## RECORD EXCERPTS

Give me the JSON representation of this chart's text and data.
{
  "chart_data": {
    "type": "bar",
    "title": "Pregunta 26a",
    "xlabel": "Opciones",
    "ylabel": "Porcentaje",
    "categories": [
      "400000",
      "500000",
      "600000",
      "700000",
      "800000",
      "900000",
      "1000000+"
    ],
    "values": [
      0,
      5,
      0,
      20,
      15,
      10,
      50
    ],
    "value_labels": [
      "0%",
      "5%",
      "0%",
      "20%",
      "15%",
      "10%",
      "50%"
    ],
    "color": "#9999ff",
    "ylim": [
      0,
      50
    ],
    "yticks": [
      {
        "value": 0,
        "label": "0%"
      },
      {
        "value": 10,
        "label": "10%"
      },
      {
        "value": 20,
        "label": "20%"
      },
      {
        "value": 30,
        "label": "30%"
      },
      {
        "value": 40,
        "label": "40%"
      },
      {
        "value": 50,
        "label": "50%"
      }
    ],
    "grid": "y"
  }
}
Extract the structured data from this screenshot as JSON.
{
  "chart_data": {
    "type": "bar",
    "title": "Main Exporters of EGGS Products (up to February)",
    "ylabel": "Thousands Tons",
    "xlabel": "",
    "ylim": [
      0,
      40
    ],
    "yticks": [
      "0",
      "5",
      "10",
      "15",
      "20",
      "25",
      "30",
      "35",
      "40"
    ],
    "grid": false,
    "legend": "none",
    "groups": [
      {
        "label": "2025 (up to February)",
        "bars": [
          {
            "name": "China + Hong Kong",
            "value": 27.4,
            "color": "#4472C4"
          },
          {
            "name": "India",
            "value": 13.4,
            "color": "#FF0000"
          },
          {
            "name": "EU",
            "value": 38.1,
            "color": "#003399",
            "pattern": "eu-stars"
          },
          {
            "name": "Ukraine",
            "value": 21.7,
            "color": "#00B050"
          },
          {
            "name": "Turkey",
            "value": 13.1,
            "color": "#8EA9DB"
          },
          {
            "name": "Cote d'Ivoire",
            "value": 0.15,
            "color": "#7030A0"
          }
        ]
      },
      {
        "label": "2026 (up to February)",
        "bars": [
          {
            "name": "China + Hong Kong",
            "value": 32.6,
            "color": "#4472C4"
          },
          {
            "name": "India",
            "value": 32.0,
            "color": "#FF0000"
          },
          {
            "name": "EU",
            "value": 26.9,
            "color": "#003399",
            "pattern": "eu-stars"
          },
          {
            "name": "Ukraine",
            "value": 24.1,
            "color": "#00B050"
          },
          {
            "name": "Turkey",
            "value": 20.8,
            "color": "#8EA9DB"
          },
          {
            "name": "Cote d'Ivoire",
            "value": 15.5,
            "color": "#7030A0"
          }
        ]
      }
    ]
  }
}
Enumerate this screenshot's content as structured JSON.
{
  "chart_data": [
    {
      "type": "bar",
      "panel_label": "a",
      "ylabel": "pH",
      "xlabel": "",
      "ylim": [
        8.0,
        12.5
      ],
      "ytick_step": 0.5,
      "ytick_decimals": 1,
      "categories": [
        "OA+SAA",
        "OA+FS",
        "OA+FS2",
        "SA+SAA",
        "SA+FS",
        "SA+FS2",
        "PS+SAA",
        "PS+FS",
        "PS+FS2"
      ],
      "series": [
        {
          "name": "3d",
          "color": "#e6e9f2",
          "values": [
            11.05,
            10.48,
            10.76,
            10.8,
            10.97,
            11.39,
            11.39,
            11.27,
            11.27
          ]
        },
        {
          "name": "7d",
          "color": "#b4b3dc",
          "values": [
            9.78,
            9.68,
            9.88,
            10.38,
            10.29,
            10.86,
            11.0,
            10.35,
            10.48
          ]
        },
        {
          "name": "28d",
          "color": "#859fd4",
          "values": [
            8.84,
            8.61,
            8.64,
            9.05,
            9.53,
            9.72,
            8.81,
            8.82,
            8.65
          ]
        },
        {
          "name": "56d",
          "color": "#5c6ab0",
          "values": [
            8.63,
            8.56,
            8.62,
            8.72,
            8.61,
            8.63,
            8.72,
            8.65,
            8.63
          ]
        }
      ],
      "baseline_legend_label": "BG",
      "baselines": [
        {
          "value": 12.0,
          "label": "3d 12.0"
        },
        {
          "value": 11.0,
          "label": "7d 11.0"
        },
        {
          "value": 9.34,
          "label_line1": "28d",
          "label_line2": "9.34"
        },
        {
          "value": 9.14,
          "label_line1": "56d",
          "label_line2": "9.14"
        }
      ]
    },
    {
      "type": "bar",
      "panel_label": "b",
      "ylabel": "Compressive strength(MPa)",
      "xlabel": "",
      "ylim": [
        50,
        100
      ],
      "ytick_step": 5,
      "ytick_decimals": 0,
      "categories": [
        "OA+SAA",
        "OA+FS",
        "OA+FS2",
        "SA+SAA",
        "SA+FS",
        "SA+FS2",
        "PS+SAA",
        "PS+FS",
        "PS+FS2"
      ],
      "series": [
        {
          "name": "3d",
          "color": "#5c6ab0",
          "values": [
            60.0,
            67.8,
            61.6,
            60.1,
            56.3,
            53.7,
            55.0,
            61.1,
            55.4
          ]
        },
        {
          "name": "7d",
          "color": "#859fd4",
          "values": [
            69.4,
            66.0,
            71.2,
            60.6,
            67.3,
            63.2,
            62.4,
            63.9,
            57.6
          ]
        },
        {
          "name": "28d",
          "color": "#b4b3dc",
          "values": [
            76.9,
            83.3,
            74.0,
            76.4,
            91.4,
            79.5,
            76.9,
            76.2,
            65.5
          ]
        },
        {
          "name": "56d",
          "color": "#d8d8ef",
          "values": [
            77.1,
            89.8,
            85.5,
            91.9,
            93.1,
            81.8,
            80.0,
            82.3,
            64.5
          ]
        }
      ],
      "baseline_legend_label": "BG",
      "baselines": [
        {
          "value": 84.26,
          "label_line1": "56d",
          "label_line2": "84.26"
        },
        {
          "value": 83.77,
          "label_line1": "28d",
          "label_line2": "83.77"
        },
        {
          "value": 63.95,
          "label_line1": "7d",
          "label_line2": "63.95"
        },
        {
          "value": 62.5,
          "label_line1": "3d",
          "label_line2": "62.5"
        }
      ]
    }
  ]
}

## WHAT IS BEING ASKED
Return all of the entries exactly as they were supplied.

## THE COMPLETED TASK
Give me the JSON representation of this chart's text and data.
{
  "chart_data": {
    "type": "bar",
    "title": "Pregunta 26a",
    "xlabel": "Opciones",
    "ylabel": "Porcentaje",
    "categories": [
      "400000",
      "500000",
      "600000",
      "700000",
      "800000",
      "900000",
      "1000000+"
    ],
    "values": [
      0,
      5,
      0,
      20,
      15,
      10,
      50
    ],
    "value_labels": [
      "0%",
      "5%",
      "0%",
      "20%",
      "15%",
      "10%",
      "50%"
    ],
    "color": "#9999ff",
    "ylim": [
      0,
      50
    ],
    "yticks": [
      {
        "value": 0,
        "label": "0%"
      },
      {
        "value": 10,
        "label": "10%"
      },
      {
        "value": 20,
        "label": "20%"
      },
      {
        "value": 30,
        "label": "30%"
      },
      {
        "value": 40,
        "label": "40%"
      },
      {
        "value": 50,
        "label": "50%"
      }
    ],
    "grid": "y"
  }
}
Extract the structured data from this screenshot as JSON.
{
  "chart_data": {
    "type": "bar",
    "title": "Main Exporters of EGGS Products (up to February)",
    "ylabel": "Thousands Tons",
    "xlabel": "",
    "ylim": [
      0,
      40
    ],
    "yticks": [
      "0",
      "5",
      "10",
      "15",
      "20",
      "25",
      "30",
      "35",
      "40"
    ],
    "grid": false,
    "legend": "none",
    "groups": [
      {
        "label": "2025 (up to February)",
        "bars": [
          {
            "name": "China + Hong Kong",
            "value": 27.4,
            "color": "#4472C4"
          },
          {
            "name": "India",
            "value": 13.4,
            "color": "#FF0000"
          },
          {
            "name": "EU",
            "value": 38.1,
            "color": "#003399",
            "pattern": "eu-stars"
          },
          {
            "name": "Ukraine",
            "value": 21.7,
            "color": "#00B050"
          },
          {
            "name": "Turkey",
            "value": 13.1,
            "color": "#8EA9DB"
          },
          {
            "name": "Cote d'Ivoire",
            "value": 0.15,
            "color": "#7030A0"
          }
        ]
      },
      {
        "label": "2026 (up to February)",
        "bars": [
          {
            "name": "China + Hong Kong",
            "value": 32.6,
            "color": "#4472C4"
          },
          {
            "name": "India",
            "value": 32.0,
            "color": "#FF0000"
          },
          {
            "name": "EU",
            "value": 26.9,
            "color": "#003399",
            "pattern": "eu-stars"
          },
          {
            "name": "Ukraine",
            "value": 24.1,
            "color": "#00B050"
          },
          {
            "name": "Turkey",
            "value": 20.8,
            "color": "#8EA9DB"
          },
          {
            "name": "Cote d'Ivoire",
            "value": 15.5,
            "color": "#7030A0"
          }
        ]
      }
    ]
  }
}
Enumerate this screenshot's content as structured JSON.
{
  "chart_data": [
    {
      "type": "bar",
      "panel_label": "a",
      "ylabel": "pH",
      "xlabel": "",
      "ylim": [
        8.0,
        12.5
      ],
      "ytick_step": 0.5,
      "ytick_decimals": 1,
      "categories": [
        "OA+SAA",
        "OA+FS",
        "OA+FS2",
        "SA+SAA",
        "SA+FS",
        "SA+FS2",
        "PS+SAA",
        "PS+FS",
        "PS+FS2"
      ],
      "series": [
        {
          "name": "3d",
          "color": "#e6e9f2",
          "values": [
            11.05,
            10.48,
            10.76,
            10.8,
            10.97,
            11.39,
            11.39,
            11.27,
            11.27
          ]
        },
        {
          "name": "7d",
          "color": "#b4b3dc",
          "values": [
            9.78,
            9.68,
            9.88,
            10.38,
            10.29,
            10.86,
            11.0,
            10.35,
            10.48
          ]
        },
        {
          "name": "28d",
          "color": "#859fd4",
          "values": [
            8.84,
            8.61,
            8.64,
            9.05,
            9.53,
            9.72,
            8.81,
            8.82,
            8.65
          ]
        },
        {
          "name": "56d",
          "color": "#5c6ab0",
          "values": [
            8.63,
            8.56,
            8.62,
            8.72,
            8.61,
            8.63,
            8.72,
            8.65,
            8.63
          ]
        }
      ],
      "baseline_legend_label": "BG",
      "baselines": [
        {
          "value": 12.0,
          "label": "3d 12.0"
        },
        {
          "value": 11.0,
          "label": "7d 11.0"
        },
        {
          "value": 9.34,
          "label_line1": "28d",
          "label_line2": "9.34"
        },
        {
          "value": 9.14,
          "label_line1": "56d",
          "label_line2": "9.14"
        }
      ]
    },
    {
      "type": "bar",
      "panel_label": "b",
      "ylabel": "Compressive strength(MPa)",
      "xlabel": "",
      "ylim": [
        50,
        100
      ],
      "ytick_step": 5,
      "ytick_decimals": 0,
      "categories": [
        "OA+SAA",
        "OA+FS",
        "OA+FS2",
        "SA+SAA",
        "SA+FS",
        "SA+FS2",
        "PS+SAA",
        "PS+FS",
        "PS+FS2"
      ],
      "series": [
        {
          "name": "3d",
          "color": "#5c6ab0",
          "values": [
            60.0,
            67.8,
            61.6,
            60.1,
            56.3,
            53.7,
            55.0,
            61.1,
            55.4
          ]
        },
        {
          "name": "7d",
          "color": "#859fd4",
          "values": [
            69.4,
            66.0,
            71.2,
            60.6,
            67.3,
            63.2,
            62.4,
            63.9,
            57.6
          ]
        },
        {
          "name": "28d",
          "color": "#b4b3dc",
          "values": [
            76.9,
            83.3,
            74.0,
            76.4,
            91.4,
            79.5,
            76.9,
            76.2,
            65.5
          ]
        },
        {
          "name": "56d",
          "color": "#d8d8ef",
          "values": [
            77.1,
            89.8,
            85.5,
            91.9,
            93.1,
            81.8,
            80.0,
            82.3,
            64.5
          ]
        }
      ],
      "baseline_legend_label": "BG",
      "baselines": [
        {
          "value": 84.26,
          "label_line1": "56d",
          "label_line2": "84.26"
        },
        {
          "value": 83.77,
          "label_line1": "28d",
          "label_line2": "83.77"
        },
        {
          "value": 63.95,
          "label_line1": "7d",
          "label_line2": "63.95"
        },
        {
          "value": 62.5,
          "label_line1": "3d",
          "label_line2": "62.5"
        }
      ]
    }
  ]
}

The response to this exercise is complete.